**SET EXERCISE**
Return the records, each one exactly as written.

**Records excerpted from a collection**
- - - - -

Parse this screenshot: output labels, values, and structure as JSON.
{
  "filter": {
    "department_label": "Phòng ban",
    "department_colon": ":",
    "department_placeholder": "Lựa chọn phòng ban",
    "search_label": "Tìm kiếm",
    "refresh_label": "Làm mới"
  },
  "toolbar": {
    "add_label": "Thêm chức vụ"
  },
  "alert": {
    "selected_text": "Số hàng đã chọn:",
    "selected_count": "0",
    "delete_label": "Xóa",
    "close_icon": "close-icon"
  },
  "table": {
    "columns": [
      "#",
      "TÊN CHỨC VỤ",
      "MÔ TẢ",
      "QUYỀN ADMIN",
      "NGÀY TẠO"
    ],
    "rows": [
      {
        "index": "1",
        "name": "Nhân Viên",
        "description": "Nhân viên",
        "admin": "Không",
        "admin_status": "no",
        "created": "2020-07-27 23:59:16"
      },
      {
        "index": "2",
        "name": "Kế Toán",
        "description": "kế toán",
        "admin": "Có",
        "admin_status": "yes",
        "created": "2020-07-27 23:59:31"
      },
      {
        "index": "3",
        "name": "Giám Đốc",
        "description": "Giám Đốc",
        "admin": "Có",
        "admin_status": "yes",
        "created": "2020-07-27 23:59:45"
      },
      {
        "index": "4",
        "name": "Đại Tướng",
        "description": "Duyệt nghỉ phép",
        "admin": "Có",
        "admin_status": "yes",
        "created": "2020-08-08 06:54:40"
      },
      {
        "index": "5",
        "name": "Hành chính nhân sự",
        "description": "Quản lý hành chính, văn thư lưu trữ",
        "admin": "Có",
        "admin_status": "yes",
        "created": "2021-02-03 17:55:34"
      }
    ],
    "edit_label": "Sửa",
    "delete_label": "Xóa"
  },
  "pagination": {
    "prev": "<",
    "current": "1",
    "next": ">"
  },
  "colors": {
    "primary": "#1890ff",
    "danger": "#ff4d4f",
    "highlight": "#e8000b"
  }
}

- - - - -

**CORRECT RESPONSE**
Parse this screenshot: output labels, values, and structure as JSON.
{
  "filter": {
    "department_label": "Phòng ban",
    "department_colon": ":",
    "department_placeholder": "Lựa chọn phòng ban",
    "search_label": "Tìm kiếm",
    "refresh_label": "Làm mới"
  },
  "toolbar": {
    "add_label": "Thêm chức vụ"
  },
  "alert": {
    "selected_text": "Số hàng đã chọn:",
    "selected_count": "0",
    "delete_label": "Xóa",
    "close_icon": "close-icon"
  },
  "table": {
    "columns": [
      "#",
      "TÊN CHỨC VỤ",
      "MÔ TẢ",
      "QUYỀN ADMIN",
      "NGÀY TẠO"
    ],
    "rows": [
      {
        "index": "1",
        "name": "Nhân Viên",
        "description": "Nhân viên",
        "admin": "Không",
        "admin_status": "no",
        "created": "2020-07-27 23:59:16"
      },
      {
        "index": "2",
        "name": "Kế Toán",
        "description": "kế toán",
        "admin": "Có",
        "admin_status": "yes",
        "created": "2020-07-27 23:59:31"
      },
      {
        "index": "3",
        "name": "Giám Đốc",
        "description": "Giám Đốc",
        "admin": "Có",
        "admin_status": "yes",
        "created": "2020-07-27 23:59:45"
      },
      {
        "index": "4",
        "name": "Đại Tướng",
        "description": "Duyệt nghỉ phép",
        "admin": "Có",
        "admin_status": "yes",
        "created": "2020-08-08 06:54:40"
      },
      {
        "index": "5",
        "name": "Hành chính nhân sự",
        "description": "Quản lý hành chính, văn thư lưu trữ",
        "admin": "Có",
        "admin_status": "yes",
        "created": "2021-02-03 17:55:34"
      }
    ],
    "edit_label": "Sửa",
    "delete_label": "Xóa"
  },
  "pagination": {
    "prev": "<",
    "current": "1",
    "next": ">"
  },
  "colors": {
    "primary": "#1890ff",
    "danger": "#ff4d4f",
    "highlight": "#e8000b"
  }
}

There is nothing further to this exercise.